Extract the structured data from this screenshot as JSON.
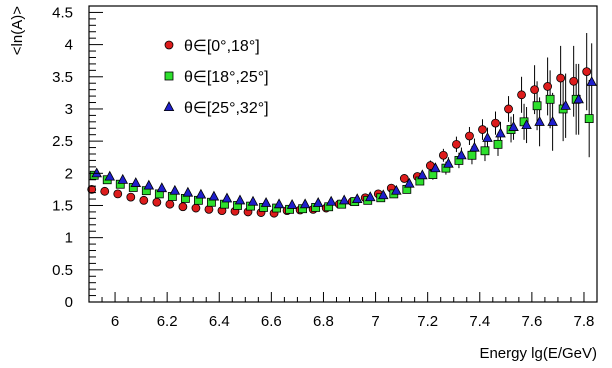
{
  "chart_data": {
    "type": "scatter",
    "xlabel": "Energy lg(E/GeV)",
    "ylabel": "<ln(A)>",
    "xlim": [
      5.9,
      7.85
    ],
    "ylim": [
      0,
      4.6
    ],
    "xticks": [
      6,
      6.2,
      6.4,
      6.6,
      6.8,
      7,
      7.2,
      7.4,
      7.6,
      7.8
    ],
    "xtick_labels": [
      "6",
      "6.2",
      "6.4",
      "6.6",
      "6.8",
      "7",
      "7.2",
      "7.4",
      "7.6",
      "7.8"
    ],
    "yticks": [
      0,
      0.5,
      1,
      1.5,
      2,
      2.5,
      3,
      3.5,
      4,
      4.5
    ],
    "ytick_labels": [
      "0",
      "0.5",
      "1",
      "1.5",
      "2",
      "2.5",
      "3",
      "3.5",
      "4",
      "4.5"
    ],
    "grid": false,
    "legend": "top-left",
    "x": [
      5.92,
      5.97,
      6.02,
      6.07,
      6.12,
      6.17,
      6.22,
      6.27,
      6.32,
      6.37,
      6.42,
      6.47,
      6.52,
      6.57,
      6.62,
      6.67,
      6.72,
      6.77,
      6.82,
      6.87,
      6.92,
      6.97,
      7.02,
      7.07,
      7.12,
      7.17,
      7.22,
      7.27,
      7.32,
      7.37,
      7.42,
      7.47,
      7.52,
      7.57,
      7.62,
      7.67,
      7.72,
      7.77,
      7.82
    ],
    "series": [
      {
        "name": "θ∈[0°,18°]",
        "marker": "circle",
        "color": "#dd1c1c",
        "values": [
          1.75,
          1.72,
          1.68,
          1.63,
          1.58,
          1.55,
          1.52,
          1.48,
          1.46,
          1.44,
          1.42,
          1.41,
          1.4,
          1.39,
          1.38,
          1.42,
          1.43,
          1.44,
          1.46,
          1.52,
          1.56,
          1.62,
          1.68,
          1.77,
          1.92,
          1.95,
          2.12,
          2.28,
          2.45,
          2.58,
          2.68,
          2.78,
          3.0,
          3.22,
          3.3,
          3.35,
          3.48,
          3.43,
          3.58
        ],
        "errors": [
          0.02,
          0.02,
          0.02,
          0.02,
          0.02,
          0.02,
          0.02,
          0.02,
          0.02,
          0.02,
          0.02,
          0.02,
          0.02,
          0.02,
          0.02,
          0.02,
          0.02,
          0.02,
          0.02,
          0.03,
          0.03,
          0.03,
          0.03,
          0.04,
          0.05,
          0.06,
          0.08,
          0.1,
          0.12,
          0.14,
          0.16,
          0.18,
          0.2,
          0.28,
          0.38,
          0.45,
          0.5,
          0.55,
          0.6
        ]
      },
      {
        "name": "θ∈[18°,25°]",
        "marker": "square",
        "color": "#2ee02e",
        "values": [
          1.97,
          1.9,
          1.83,
          1.78,
          1.73,
          1.68,
          1.64,
          1.61,
          1.58,
          1.55,
          1.52,
          1.5,
          1.49,
          1.47,
          1.46,
          1.44,
          1.45,
          1.47,
          1.48,
          1.52,
          1.56,
          1.58,
          1.62,
          1.68,
          1.75,
          1.88,
          1.98,
          2.08,
          2.2,
          2.28,
          2.35,
          2.45,
          2.68,
          2.8,
          3.05,
          3.15,
          3.0,
          3.15,
          2.85
        ],
        "errors": [
          0.02,
          0.02,
          0.02,
          0.02,
          0.02,
          0.02,
          0.02,
          0.02,
          0.02,
          0.02,
          0.02,
          0.02,
          0.02,
          0.02,
          0.02,
          0.02,
          0.02,
          0.02,
          0.02,
          0.03,
          0.03,
          0.03,
          0.03,
          0.04,
          0.05,
          0.06,
          0.08,
          0.1,
          0.12,
          0.14,
          0.16,
          0.18,
          0.2,
          0.28,
          0.38,
          0.45,
          0.5,
          0.55,
          0.6
        ]
      },
      {
        "name": "θ∈[25°,32°]",
        "marker": "triangle",
        "color": "#1f1fcc",
        "values": [
          2.0,
          1.95,
          1.9,
          1.85,
          1.81,
          1.77,
          1.73,
          1.7,
          1.67,
          1.64,
          1.61,
          1.58,
          1.56,
          1.54,
          1.52,
          1.51,
          1.52,
          1.54,
          1.56,
          1.58,
          1.6,
          1.63,
          1.66,
          1.73,
          1.84,
          1.97,
          2.08,
          2.15,
          2.28,
          2.4,
          2.55,
          2.62,
          2.72,
          2.75,
          2.8,
          2.8,
          3.05,
          3.15,
          3.42
        ],
        "errors": [
          0.02,
          0.02,
          0.02,
          0.02,
          0.02,
          0.02,
          0.02,
          0.02,
          0.02,
          0.02,
          0.02,
          0.02,
          0.02,
          0.02,
          0.02,
          0.02,
          0.02,
          0.02,
          0.02,
          0.03,
          0.03,
          0.03,
          0.03,
          0.04,
          0.05,
          0.06,
          0.08,
          0.1,
          0.12,
          0.14,
          0.16,
          0.18,
          0.2,
          0.28,
          0.38,
          0.45,
          0.5,
          0.55,
          0.6
        ]
      }
    ]
  }
}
========================
Quote every record above exactly, omitting any pictures they contain.

> Task answer
Extract the structured data from this screenshot as JSON.
{
  "chart_data": {
    "type": "scatter",
    "xlabel": "Energy lg(E/GeV)",
    "ylabel": "<ln(A)>",
    "xlim": [
      5.9,
      7.85
    ],
    "ylim": [
      0,
      4.6
    ],
    "xticks": [
      6,
      6.2,
      6.4,
      6.6,
      6.8,
      7,
      7.2,
      7.4,
      7.6,
      7.8
    ],
    "xtick_labels": [
      "6",
      "6.2",
      "6.4",
      "6.6",
      "6.8",
      "7",
      "7.2",
      "7.4",
      "7.6",
      "7.8"
    ],
    "yticks": [
      0,
      0.5,
      1,
      1.5,
      2,
      2.5,
      3,
      3.5,
      4,
      4.5
    ],
    "ytick_labels": [
      "0",
      "0.5",
      "1",
      "1.5",
      "2",
      "2.5",
      "3",
      "3.5",
      "4",
      "4.5"
    ],
    "grid": false,
    "legend": "top-left",
    "x": [
      5.92,
      5.97,
      6.02,
      6.07,
      6.12,
      6.17,
      6.22,
      6.27,
      6.32,
      6.37,
      6.42,
      6.47,
      6.52,
      6.57,
      6.62,
      6.67,
      6.72,
      6.77,
      6.82,
      6.87,
      6.92,
      6.97,
      7.02,
      7.07,
      7.12,
      7.17,
      7.22,
      7.27,
      7.32,
      7.37,
      7.42,
      7.47,
      7.52,
      7.57,
      7.62,
      7.67,
      7.72,
      7.77,
      7.82
    ],
    "series": [
      {
        "name": "θ∈[0°,18°]",
        "marker": "circle",
        "color": "#dd1c1c",
        "values": [
          1.75,
          1.72,
          1.68,
          1.63,
          1.58,
          1.55,
          1.52,
          1.48,
          1.46,
          1.44,
          1.42,
          1.41,
          1.4,
          1.39,
          1.38,
          1.42,
          1.43,
          1.44,
          1.46,
          1.52,
          1.56,
          1.62,
          1.68,
          1.77,
          1.92,
          1.95,
          2.12,
          2.28,
          2.45,
          2.58,
          2.68,
          2.78,
          3.0,
          3.22,
          3.3,
          3.35,
          3.48,
          3.43,
          3.58
        ],
        "errors": [
          0.02,
          0.02,
          0.02,
          0.02,
          0.02,
          0.02,
          0.02,
          0.02,
          0.02,
          0.02,
          0.02,
          0.02,
          0.02,
          0.02,
          0.02,
          0.02,
          0.02,
          0.02,
          0.02,
          0.03,
          0.03,
          0.03,
          0.03,
          0.04,
          0.05,
          0.06,
          0.08,
          0.1,
          0.12,
          0.14,
          0.16,
          0.18,
          0.2,
          0.28,
          0.38,
          0.45,
          0.5,
          0.55,
          0.6
        ]
      },
      {
        "name": "θ∈[18°,25°]",
        "marker": "square",
        "color": "#2ee02e",
        "values": [
          1.97,
          1.9,
          1.83,
          1.78,
          1.73,
          1.68,
          1.64,
          1.61,
          1.58,
          1.55,
          1.52,
          1.5,
          1.49,
          1.47,
          1.46,
          1.44,
          1.45,
          1.47,
          1.48,
          1.52,
          1.56,
          1.58,
          1.62,
          1.68,
          1.75,
          1.88,
          1.98,
          2.08,
          2.2,
          2.28,
          2.35,
          2.45,
          2.68,
          2.8,
          3.05,
          3.15,
          3.0,
          3.15,
          2.85
        ],
        "errors": [
          0.02,
          0.02,
          0.02,
          0.02,
          0.02,
          0.02,
          0.02,
          0.02,
          0.02,
          0.02,
          0.02,
          0.02,
          0.02,
          0.02,
          0.02,
          0.02,
          0.02,
          0.02,
          0.02,
          0.03,
          0.03,
          0.03,
          0.03,
          0.04,
          0.05,
          0.06,
          0.08,
          0.1,
          0.12,
          0.14,
          0.16,
          0.18,
          0.2,
          0.28,
          0.38,
          0.45,
          0.5,
          0.55,
          0.6
        ]
      },
      {
        "name": "θ∈[25°,32°]",
        "marker": "triangle",
        "color": "#1f1fcc",
        "values": [
          2.0,
          1.95,
          1.9,
          1.85,
          1.81,
          1.77,
          1.73,
          1.7,
          1.67,
          1.64,
          1.61,
          1.58,
          1.56,
          1.54,
          1.52,
          1.51,
          1.52,
          1.54,
          1.56,
          1.58,
          1.6,
          1.63,
          1.66,
          1.73,
          1.84,
          1.97,
          2.08,
          2.15,
          2.28,
          2.4,
          2.55,
          2.62,
          2.72,
          2.75,
          2.8,
          2.8,
          3.05,
          3.15,
          3.42
        ],
        "errors": [
          0.02,
          0.02,
          0.02,
          0.02,
          0.02,
          0.02,
          0.02,
          0.02,
          0.02,
          0.02,
          0.02,
          0.02,
          0.02,
          0.02,
          0.02,
          0.02,
          0.02,
          0.02,
          0.02,
          0.03,
          0.03,
          0.03,
          0.03,
          0.04,
          0.05,
          0.06,
          0.08,
          0.1,
          0.12,
          0.14,
          0.16,
          0.18,
          0.2,
          0.28,
          0.38,
          0.45,
          0.5,
          0.55,
          0.6
        ]
      }
    ]
  }
}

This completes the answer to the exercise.